* Prompt
Transcribe everything in the data word for word. Pictures are left out.

* Entries provided
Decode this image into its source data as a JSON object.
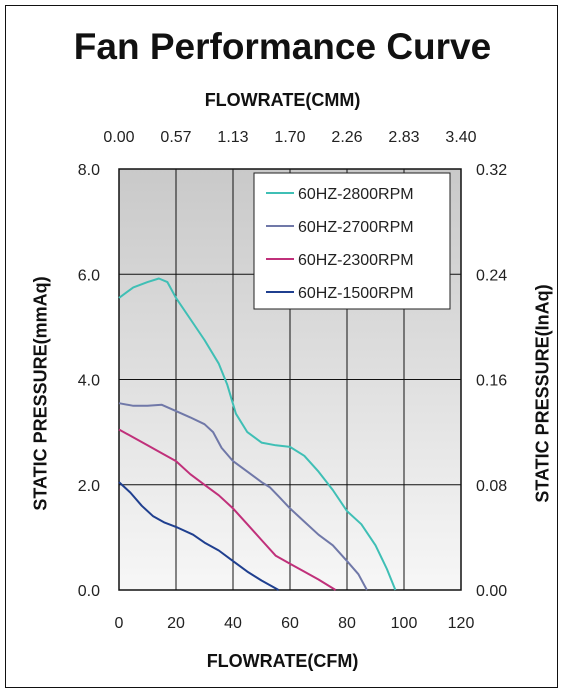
{
  "chart_data": {
    "type": "line",
    "title": "Fan Performance Curve",
    "xlabel": "FLOWRATE(CFM)",
    "x2label": "FLOWRATE(CMM)",
    "ylabel": "STATIC PRESSURE(mmAq)",
    "y2label": "STATIC PRESSURE(InAq)",
    "xlim": [
      0,
      120
    ],
    "ylim": [
      0,
      8.0
    ],
    "x_ticks": [
      "0",
      "20",
      "40",
      "60",
      "80",
      "100",
      "120"
    ],
    "x2_ticks": [
      "0.00",
      "0.57",
      "1.13",
      "1.70",
      "2.26",
      "2.83",
      "3.40"
    ],
    "y_ticks": [
      "0.0",
      "2.0",
      "4.0",
      "6.0",
      "8.0"
    ],
    "y2_ticks": [
      "0.00",
      "0.08",
      "0.16",
      "0.24",
      "0.32"
    ],
    "grid": true,
    "legend_position": "top-right",
    "series": [
      {
        "name": "60HZ-2800RPM",
        "color": "#3fbfb5",
        "points": [
          [
            0,
            5.55
          ],
          [
            5,
            5.75
          ],
          [
            10,
            5.85
          ],
          [
            14,
            5.92
          ],
          [
            17,
            5.85
          ],
          [
            20,
            5.55
          ],
          [
            25,
            5.15
          ],
          [
            30,
            4.75
          ],
          [
            35,
            4.3
          ],
          [
            38,
            3.9
          ],
          [
            41,
            3.35
          ],
          [
            45,
            3.0
          ],
          [
            50,
            2.8
          ],
          [
            55,
            2.75
          ],
          [
            60,
            2.72
          ],
          [
            65,
            2.55
          ],
          [
            70,
            2.25
          ],
          [
            75,
            1.9
          ],
          [
            80,
            1.5
          ],
          [
            85,
            1.25
          ],
          [
            90,
            0.85
          ],
          [
            94,
            0.4
          ],
          [
            97,
            0.0
          ]
        ]
      },
      {
        "name": "60HZ-2700RPM",
        "color": "#7078a8",
        "points": [
          [
            0,
            3.55
          ],
          [
            5,
            3.5
          ],
          [
            10,
            3.5
          ],
          [
            15,
            3.52
          ],
          [
            20,
            3.4
          ],
          [
            25,
            3.28
          ],
          [
            30,
            3.15
          ],
          [
            33,
            3.0
          ],
          [
            36,
            2.7
          ],
          [
            40,
            2.45
          ],
          [
            45,
            2.25
          ],
          [
            50,
            2.05
          ],
          [
            53,
            1.95
          ],
          [
            56,
            1.78
          ],
          [
            60,
            1.55
          ],
          [
            65,
            1.3
          ],
          [
            70,
            1.05
          ],
          [
            75,
            0.85
          ],
          [
            80,
            0.55
          ],
          [
            84,
            0.3
          ],
          [
            87,
            0.0
          ]
        ]
      },
      {
        "name": "60HZ-2300RPM",
        "color": "#c0307a",
        "points": [
          [
            0,
            3.05
          ],
          [
            5,
            2.9
          ],
          [
            10,
            2.75
          ],
          [
            15,
            2.6
          ],
          [
            20,
            2.45
          ],
          [
            25,
            2.2
          ],
          [
            30,
            2.0
          ],
          [
            35,
            1.8
          ],
          [
            40,
            1.55
          ],
          [
            45,
            1.25
          ],
          [
            50,
            0.95
          ],
          [
            55,
            0.65
          ],
          [
            60,
            0.5
          ],
          [
            65,
            0.35
          ],
          [
            70,
            0.2
          ],
          [
            76,
            0.0
          ]
        ]
      },
      {
        "name": "60HZ-1500RPM",
        "color": "#1f3f8f",
        "points": [
          [
            0,
            2.05
          ],
          [
            4,
            1.85
          ],
          [
            8,
            1.6
          ],
          [
            12,
            1.4
          ],
          [
            16,
            1.28
          ],
          [
            20,
            1.2
          ],
          [
            26,
            1.05
          ],
          [
            30,
            0.9
          ],
          [
            35,
            0.75
          ],
          [
            40,
            0.55
          ],
          [
            45,
            0.35
          ],
          [
            50,
            0.18
          ],
          [
            56,
            0.0
          ]
        ]
      }
    ]
  }
}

* Solution
Decode this image into its source data as a JSON object.
{
  "chart_data": {
    "type": "line",
    "title": "Fan Performance Curve",
    "xlabel": "FLOWRATE(CFM)",
    "x2label": "FLOWRATE(CMM)",
    "ylabel": "STATIC PRESSURE(mmAq)",
    "y2label": "STATIC PRESSURE(InAq)",
    "xlim": [
      0,
      120
    ],
    "ylim": [
      0,
      8.0
    ],
    "x_ticks": [
      "0",
      "20",
      "40",
      "60",
      "80",
      "100",
      "120"
    ],
    "x2_ticks": [
      "0.00",
      "0.57",
      "1.13",
      "1.70",
      "2.26",
      "2.83",
      "3.40"
    ],
    "y_ticks": [
      "0.0",
      "2.0",
      "4.0",
      "6.0",
      "8.0"
    ],
    "y2_ticks": [
      "0.00",
      "0.08",
      "0.16",
      "0.24",
      "0.32"
    ],
    "grid": true,
    "legend_position": "top-right",
    "series": [
      {
        "name": "60HZ-2800RPM",
        "color": "#3fbfb5",
        "points": [
          [
            0,
            5.55
          ],
          [
            5,
            5.75
          ],
          [
            10,
            5.85
          ],
          [
            14,
            5.92
          ],
          [
            17,
            5.85
          ],
          [
            20,
            5.55
          ],
          [
            25,
            5.15
          ],
          [
            30,
            4.75
          ],
          [
            35,
            4.3
          ],
          [
            38,
            3.9
          ],
          [
            41,
            3.35
          ],
          [
            45,
            3.0
          ],
          [
            50,
            2.8
          ],
          [
            55,
            2.75
          ],
          [
            60,
            2.72
          ],
          [
            65,
            2.55
          ],
          [
            70,
            2.25
          ],
          [
            75,
            1.9
          ],
          [
            80,
            1.5
          ],
          [
            85,
            1.25
          ],
          [
            90,
            0.85
          ],
          [
            94,
            0.4
          ],
          [
            97,
            0.0
          ]
        ]
      },
      {
        "name": "60HZ-2700RPM",
        "color": "#7078a8",
        "points": [
          [
            0,
            3.55
          ],
          [
            5,
            3.5
          ],
          [
            10,
            3.5
          ],
          [
            15,
            3.52
          ],
          [
            20,
            3.4
          ],
          [
            25,
            3.28
          ],
          [
            30,
            3.15
          ],
          [
            33,
            3.0
          ],
          [
            36,
            2.7
          ],
          [
            40,
            2.45
          ],
          [
            45,
            2.25
          ],
          [
            50,
            2.05
          ],
          [
            53,
            1.95
          ],
          [
            56,
            1.78
          ],
          [
            60,
            1.55
          ],
          [
            65,
            1.3
          ],
          [
            70,
            1.05
          ],
          [
            75,
            0.85
          ],
          [
            80,
            0.55
          ],
          [
            84,
            0.3
          ],
          [
            87,
            0.0
          ]
        ]
      },
      {
        "name": "60HZ-2300RPM",
        "color": "#c0307a",
        "points": [
          [
            0,
            3.05
          ],
          [
            5,
            2.9
          ],
          [
            10,
            2.75
          ],
          [
            15,
            2.6
          ],
          [
            20,
            2.45
          ],
          [
            25,
            2.2
          ],
          [
            30,
            2.0
          ],
          [
            35,
            1.8
          ],
          [
            40,
            1.55
          ],
          [
            45,
            1.25
          ],
          [
            50,
            0.95
          ],
          [
            55,
            0.65
          ],
          [
            60,
            0.5
          ],
          [
            65,
            0.35
          ],
          [
            70,
            0.2
          ],
          [
            76,
            0.0
          ]
        ]
      },
      {
        "name": "60HZ-1500RPM",
        "color": "#1f3f8f",
        "points": [
          [
            0,
            2.05
          ],
          [
            4,
            1.85
          ],
          [
            8,
            1.6
          ],
          [
            12,
            1.4
          ],
          [
            16,
            1.28
          ],
          [
            20,
            1.2
          ],
          [
            26,
            1.05
          ],
          [
            30,
            0.9
          ],
          [
            35,
            0.75
          ],
          [
            40,
            0.55
          ],
          [
            45,
            0.35
          ],
          [
            50,
            0.18
          ],
          [
            56,
            0.0
          ]
        ]
      }
    ]
  }
}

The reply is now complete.